→ Extracted records:
◆ ◆ ◆ ◆ ◆

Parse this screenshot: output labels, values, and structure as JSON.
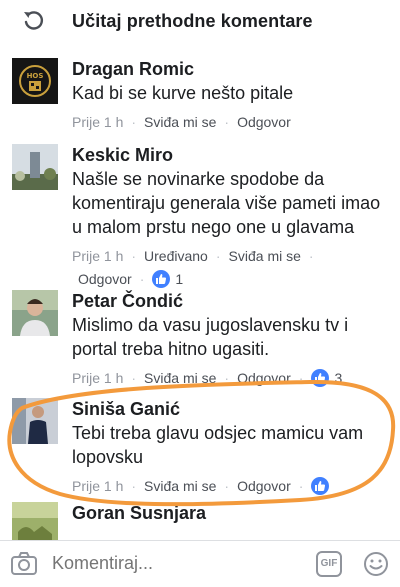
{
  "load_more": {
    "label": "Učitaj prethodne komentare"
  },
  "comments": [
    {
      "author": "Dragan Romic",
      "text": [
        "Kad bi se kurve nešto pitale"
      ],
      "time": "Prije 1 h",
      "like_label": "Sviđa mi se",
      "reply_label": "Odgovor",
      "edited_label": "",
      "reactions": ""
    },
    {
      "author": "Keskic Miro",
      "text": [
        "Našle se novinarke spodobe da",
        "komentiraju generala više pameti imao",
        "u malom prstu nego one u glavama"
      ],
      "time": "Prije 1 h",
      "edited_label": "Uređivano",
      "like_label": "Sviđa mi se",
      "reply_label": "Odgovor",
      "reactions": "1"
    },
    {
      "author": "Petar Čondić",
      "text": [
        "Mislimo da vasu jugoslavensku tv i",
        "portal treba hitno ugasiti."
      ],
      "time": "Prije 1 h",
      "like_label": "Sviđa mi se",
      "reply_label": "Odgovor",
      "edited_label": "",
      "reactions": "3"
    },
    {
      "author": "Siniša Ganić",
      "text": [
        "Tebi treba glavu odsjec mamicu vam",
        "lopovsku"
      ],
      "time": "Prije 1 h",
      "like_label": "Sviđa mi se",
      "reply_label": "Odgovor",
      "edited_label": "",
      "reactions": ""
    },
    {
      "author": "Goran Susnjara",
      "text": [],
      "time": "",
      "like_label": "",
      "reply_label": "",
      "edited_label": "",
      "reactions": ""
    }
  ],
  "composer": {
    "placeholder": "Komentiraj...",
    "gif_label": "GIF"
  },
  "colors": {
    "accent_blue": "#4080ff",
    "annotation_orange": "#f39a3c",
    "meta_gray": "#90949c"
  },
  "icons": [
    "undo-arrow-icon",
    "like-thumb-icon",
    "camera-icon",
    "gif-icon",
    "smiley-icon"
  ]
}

◆ ◆ ◆ ◆ ◆

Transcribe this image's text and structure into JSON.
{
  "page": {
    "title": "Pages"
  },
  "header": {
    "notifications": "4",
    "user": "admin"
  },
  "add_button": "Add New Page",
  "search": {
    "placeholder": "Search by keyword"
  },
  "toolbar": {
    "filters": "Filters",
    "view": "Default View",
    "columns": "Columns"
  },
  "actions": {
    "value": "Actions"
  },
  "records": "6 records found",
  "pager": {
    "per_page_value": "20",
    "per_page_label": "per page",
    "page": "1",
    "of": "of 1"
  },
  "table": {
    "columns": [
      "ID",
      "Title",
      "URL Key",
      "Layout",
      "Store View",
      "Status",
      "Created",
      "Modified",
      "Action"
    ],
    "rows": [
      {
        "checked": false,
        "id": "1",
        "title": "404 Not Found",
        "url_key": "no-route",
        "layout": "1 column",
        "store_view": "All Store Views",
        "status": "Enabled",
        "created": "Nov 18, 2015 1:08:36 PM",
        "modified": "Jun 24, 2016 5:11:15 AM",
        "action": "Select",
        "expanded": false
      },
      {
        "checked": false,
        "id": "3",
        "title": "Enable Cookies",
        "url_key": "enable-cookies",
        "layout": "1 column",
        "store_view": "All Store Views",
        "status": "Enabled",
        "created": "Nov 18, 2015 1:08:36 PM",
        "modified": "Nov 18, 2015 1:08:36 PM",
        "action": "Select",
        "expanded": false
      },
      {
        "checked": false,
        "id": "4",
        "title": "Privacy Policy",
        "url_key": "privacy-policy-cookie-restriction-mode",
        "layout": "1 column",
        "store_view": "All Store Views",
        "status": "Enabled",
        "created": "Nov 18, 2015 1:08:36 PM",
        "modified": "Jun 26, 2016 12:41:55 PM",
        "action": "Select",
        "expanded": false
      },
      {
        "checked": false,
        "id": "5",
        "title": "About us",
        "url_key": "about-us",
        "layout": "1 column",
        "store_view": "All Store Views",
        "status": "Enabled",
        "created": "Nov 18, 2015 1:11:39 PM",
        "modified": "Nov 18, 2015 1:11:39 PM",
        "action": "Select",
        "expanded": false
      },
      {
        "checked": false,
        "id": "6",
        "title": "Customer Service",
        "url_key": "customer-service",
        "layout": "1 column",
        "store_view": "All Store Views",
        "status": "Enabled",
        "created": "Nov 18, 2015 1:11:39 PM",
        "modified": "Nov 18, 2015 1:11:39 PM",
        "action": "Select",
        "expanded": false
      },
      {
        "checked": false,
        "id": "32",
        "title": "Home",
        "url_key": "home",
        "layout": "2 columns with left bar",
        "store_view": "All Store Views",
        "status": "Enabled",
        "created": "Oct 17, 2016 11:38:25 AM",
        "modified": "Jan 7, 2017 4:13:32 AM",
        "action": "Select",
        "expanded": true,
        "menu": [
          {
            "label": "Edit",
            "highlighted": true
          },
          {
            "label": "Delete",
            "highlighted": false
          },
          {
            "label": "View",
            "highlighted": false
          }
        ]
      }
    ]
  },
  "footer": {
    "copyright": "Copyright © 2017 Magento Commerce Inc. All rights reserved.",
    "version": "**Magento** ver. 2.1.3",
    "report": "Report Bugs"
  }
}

◆ ◆ ◆ ◆ ◆

→ Exercise prompt: Report every line containing the word "placeholder" from the listing above.

→ Written response:
    "placeholder": "Komentiraj...",
    "placeholder": "Search by keyword"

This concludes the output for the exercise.